> [Do this]: Set out every line of the records below as a numbered list, and leave out any blank lines.

[Dataset entries]
++++++++++
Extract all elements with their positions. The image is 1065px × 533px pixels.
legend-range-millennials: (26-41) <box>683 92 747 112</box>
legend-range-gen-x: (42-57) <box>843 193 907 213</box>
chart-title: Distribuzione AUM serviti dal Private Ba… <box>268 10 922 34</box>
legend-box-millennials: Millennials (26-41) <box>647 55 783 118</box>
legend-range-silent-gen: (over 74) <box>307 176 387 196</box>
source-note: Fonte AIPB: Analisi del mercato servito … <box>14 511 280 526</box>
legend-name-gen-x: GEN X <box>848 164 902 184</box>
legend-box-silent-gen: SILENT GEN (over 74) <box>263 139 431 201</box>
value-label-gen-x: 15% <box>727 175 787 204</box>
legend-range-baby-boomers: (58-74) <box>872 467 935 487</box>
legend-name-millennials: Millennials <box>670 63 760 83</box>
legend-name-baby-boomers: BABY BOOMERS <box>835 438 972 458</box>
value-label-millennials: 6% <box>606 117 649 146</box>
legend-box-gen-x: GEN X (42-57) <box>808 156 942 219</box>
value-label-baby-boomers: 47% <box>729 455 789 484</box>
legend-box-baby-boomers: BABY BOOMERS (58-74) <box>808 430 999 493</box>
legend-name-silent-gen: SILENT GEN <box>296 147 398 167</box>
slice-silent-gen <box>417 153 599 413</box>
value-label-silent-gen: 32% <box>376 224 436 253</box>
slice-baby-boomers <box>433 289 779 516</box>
++++++++++
> [Full answer]:
1. Extract all elements with their positions. The image is 1065px × 533px pixels.
2. legend-range-millennials: (26-41) <box>683 92 747 112</box>
3. legend-range-gen-x: (42-57) <box>843 193 907 213</box>
4. chart-title: Distribuzione AUM serviti dal Private Ba… <box>268 10 922 34</box>
5. legend-box-millennials: Millennials (26-41) <box>647 55 783 118</box>
6. legend-range-silent-gen: (over 74) <box>307 176 387 196</box>
7. source-note: Fonte AIPB: Analisi del mercato servito … <box>14 511 280 526</box>
8. legend-name-gen-x: GEN X <box>848 164 902 184</box>
9. legend-box-silent-gen: SILENT GEN (over 74) <box>263 139 431 201</box>
10. value-label-gen-x: 15% <box>727 175 787 204</box>
11. legend-range-baby-boomers: (58-74) <box>872 467 935 487</box>
12. legend-name-millennials: Millennials <box>670 63 760 83</box>
13. legend-name-baby-boomers: BABY BOOMERS <box>835 438 972 458</box>
14. value-label-millennials: 6% <box>606 117 649 146</box>
15. legend-box-gen-x: GEN X (42-57) <box>808 156 942 219</box>
16. value-label-baby-boomers: 47% <box>729 455 789 484</box>
17. legend-box-baby-boomers: BABY BOOMERS (58-74) <box>808 430 999 493</box>
18. legend-name-silent-gen: SILENT GEN <box>296 147 398 167</box>
19. slice-silent-gen <box>417 153 599 413</box>
20. value-label-silent-gen: 32% <box>376 224 436 253</box>
21. slice-baby-boomers <box>433 289 779 516</box>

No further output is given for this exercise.